Task objective
Copy all of the records below verbatim.

Records from a data source:
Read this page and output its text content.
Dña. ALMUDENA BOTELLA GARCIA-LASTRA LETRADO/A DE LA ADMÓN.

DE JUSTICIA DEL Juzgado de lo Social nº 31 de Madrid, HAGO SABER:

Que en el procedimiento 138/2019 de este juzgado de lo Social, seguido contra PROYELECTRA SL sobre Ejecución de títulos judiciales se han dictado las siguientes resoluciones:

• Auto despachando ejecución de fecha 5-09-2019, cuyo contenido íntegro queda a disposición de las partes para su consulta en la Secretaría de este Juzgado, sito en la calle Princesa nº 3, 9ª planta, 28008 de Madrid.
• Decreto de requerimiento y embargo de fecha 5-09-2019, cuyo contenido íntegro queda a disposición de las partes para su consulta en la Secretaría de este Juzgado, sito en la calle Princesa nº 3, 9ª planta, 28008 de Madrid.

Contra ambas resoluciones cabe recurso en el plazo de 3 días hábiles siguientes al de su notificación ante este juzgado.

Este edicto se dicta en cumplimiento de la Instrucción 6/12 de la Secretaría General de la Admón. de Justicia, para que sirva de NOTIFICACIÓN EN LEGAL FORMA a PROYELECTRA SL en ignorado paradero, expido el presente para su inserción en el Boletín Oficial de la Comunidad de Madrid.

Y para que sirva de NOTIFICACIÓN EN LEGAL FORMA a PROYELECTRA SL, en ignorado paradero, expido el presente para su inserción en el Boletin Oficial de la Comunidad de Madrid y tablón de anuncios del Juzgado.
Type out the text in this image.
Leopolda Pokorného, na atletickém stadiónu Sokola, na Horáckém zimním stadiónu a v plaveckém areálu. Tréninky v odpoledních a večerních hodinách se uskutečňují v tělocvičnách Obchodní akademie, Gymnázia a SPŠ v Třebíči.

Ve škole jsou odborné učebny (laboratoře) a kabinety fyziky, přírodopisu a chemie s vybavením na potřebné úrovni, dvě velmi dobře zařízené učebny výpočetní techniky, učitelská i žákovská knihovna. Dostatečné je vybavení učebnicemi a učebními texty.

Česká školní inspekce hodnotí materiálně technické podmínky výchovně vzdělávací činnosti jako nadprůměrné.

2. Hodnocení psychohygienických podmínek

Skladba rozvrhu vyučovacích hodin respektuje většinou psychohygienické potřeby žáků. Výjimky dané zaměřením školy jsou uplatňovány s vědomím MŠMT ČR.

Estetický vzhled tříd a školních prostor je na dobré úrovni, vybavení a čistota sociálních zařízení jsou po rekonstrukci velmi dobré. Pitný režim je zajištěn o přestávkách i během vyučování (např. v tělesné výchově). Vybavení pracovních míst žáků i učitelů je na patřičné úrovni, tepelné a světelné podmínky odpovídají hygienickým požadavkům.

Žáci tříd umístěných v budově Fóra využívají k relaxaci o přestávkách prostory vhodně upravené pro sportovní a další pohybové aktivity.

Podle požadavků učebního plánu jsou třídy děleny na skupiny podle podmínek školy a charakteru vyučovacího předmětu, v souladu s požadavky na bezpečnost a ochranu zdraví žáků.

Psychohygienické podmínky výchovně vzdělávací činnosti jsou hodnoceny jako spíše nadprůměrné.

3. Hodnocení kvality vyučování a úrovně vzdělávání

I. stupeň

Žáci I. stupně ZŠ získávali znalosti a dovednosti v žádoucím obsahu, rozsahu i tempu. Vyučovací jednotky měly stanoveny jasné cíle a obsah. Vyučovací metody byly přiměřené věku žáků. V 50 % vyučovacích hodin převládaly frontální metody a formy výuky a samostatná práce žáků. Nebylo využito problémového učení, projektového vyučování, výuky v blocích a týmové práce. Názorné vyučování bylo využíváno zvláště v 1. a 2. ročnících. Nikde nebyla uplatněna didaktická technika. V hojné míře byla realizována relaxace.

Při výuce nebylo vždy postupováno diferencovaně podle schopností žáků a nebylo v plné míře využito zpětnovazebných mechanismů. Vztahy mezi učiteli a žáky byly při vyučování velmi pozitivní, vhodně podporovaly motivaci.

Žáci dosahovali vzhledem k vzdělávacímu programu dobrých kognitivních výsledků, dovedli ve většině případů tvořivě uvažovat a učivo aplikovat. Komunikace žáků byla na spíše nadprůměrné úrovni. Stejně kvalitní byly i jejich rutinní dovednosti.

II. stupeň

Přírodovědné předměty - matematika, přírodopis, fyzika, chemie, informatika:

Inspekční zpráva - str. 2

Answer to the problem
Read this page and output its text content.
Dña. ALMUDENA BOTELLA GARCIA-LASTRA LETRADO/A DE LA ADMÓN.

DE JUSTICIA DEL Juzgado de lo Social nº 31 de Madrid, HAGO SABER:

Que en el procedimiento 138/2019 de este juzgado de lo Social, seguido contra PROYELECTRA SL sobre Ejecución de títulos judiciales se han dictado las siguientes resoluciones:

• Auto despachando ejecución de fecha 5-09-2019, cuyo contenido íntegro queda a disposición de las partes para su consulta en la Secretaría de este Juzgado, sito en la calle Princesa nº 3, 9ª planta, 28008 de Madrid.
• Decreto de requerimiento y embargo de fecha 5-09-2019, cuyo contenido íntegro queda a disposición de las partes para su consulta en la Secretaría de este Juzgado, sito en la calle Princesa nº 3, 9ª planta, 28008 de Madrid.

Contra ambas resoluciones cabe recurso en el plazo de 3 días hábiles siguientes al de su notificación ante este juzgado.

Este edicto se dicta en cumplimiento de la Instrucción 6/12 de la Secretaría General de la Admón. de Justicia, para que sirva de NOTIFICACIÓN EN LEGAL FORMA a PROYELECTRA SL en ignorado paradero, expido el presente para su inserción en el Boletín Oficial de la Comunidad de Madrid.

Y para que sirva de NOTIFICACIÓN EN LEGAL FORMA a PROYELECTRA SL, en ignorado paradero, expido el presente para su inserción en el Boletin Oficial de la Comunidad de Madrid y tablón de anuncios del Juzgado.
Type out the text in this image.
Leopolda Pokorného, na atletickém stadiónu Sokola, na Horáckém zimním stadiónu a v plaveckém areálu. Tréninky v odpoledních a večerních hodinách se uskutečňují v tělocvičnách Obchodní akademie, Gymnázia a SPŠ v Třebíči.

Ve škole jsou odborné učebny (laboratoře) a kabinety fyziky, přírodopisu a chemie s vybavením na potřebné úrovni, dvě velmi dobře zařízené učebny výpočetní techniky, učitelská i žákovská knihovna. Dostatečné je vybavení učebnicemi a učebními texty.

Česká školní inspekce hodnotí materiálně technické podmínky výchovně vzdělávací činnosti jako nadprůměrné.

2. Hodnocení psychohygienických podmínek

Skladba rozvrhu vyučovacích hodin respektuje většinou psychohygienické potřeby žáků. Výjimky dané zaměřením školy jsou uplatňovány s vědomím MŠMT ČR.

Estetický vzhled tříd a školních prostor je na dobré úrovni, vybavení a čistota sociálních zařízení jsou po rekonstrukci velmi dobré. Pitný režim je zajištěn o přestávkách i během vyučování (např. v tělesné výchově). Vybavení pracovních míst žáků i učitelů je na patřičné úrovni, tepelné a světelné podmínky odpovídají hygienickým požadavkům.

Žáci tříd umístěných v budově Fóra využívají k relaxaci o přestávkách prostory vhodně upravené pro sportovní a další pohybové aktivity.

Podle požadavků učebního plánu jsou třídy děleny na skupiny podle podmínek školy a charakteru vyučovacího předmětu, v souladu s požadavky na bezpečnost a ochranu zdraví žáků.

Psychohygienické podmínky výchovně vzdělávací činnosti jsou hodnoceny jako spíše nadprůměrné.

3. Hodnocení kvality vyučování a úrovně vzdělávání

I. stupeň

Žáci I. stupně ZŠ získávali znalosti a dovednosti v žádoucím obsahu, rozsahu i tempu. Vyučovací jednotky měly stanoveny jasné cíle a obsah. Vyučovací metody byly přiměřené věku žáků. V 50 % vyučovacích hodin převládaly frontální metody a formy výuky a samostatná práce žáků. Nebylo využito problémového učení, projektového vyučování, výuky v blocích a týmové práce. Názorné vyučování bylo využíváno zvláště v 1. a 2. ročnících. Nikde nebyla uplatněna didaktická technika. V hojné míře byla realizována relaxace.

Při výuce nebylo vždy postupováno diferencovaně podle schopností žáků a nebylo v plné míře využito zpětnovazebných mechanismů. Vztahy mezi učiteli a žáky byly při vyučování velmi pozitivní, vhodně podporovaly motivaci.

Žáci dosahovali vzhledem k vzdělávacímu programu dobrých kognitivních výsledků, dovedli ve většině případů tvořivě uvažovat a učivo aplikovat. Komunikace žáků byla na spíše nadprůměrné úrovni. Stejně kvalitní byly i jejich rutinní dovednosti.

II. stupeň

Přírodovědné předměty - matematika, přírodopis, fyzika, chemie, informatika:

Inspekční zpráva - str. 2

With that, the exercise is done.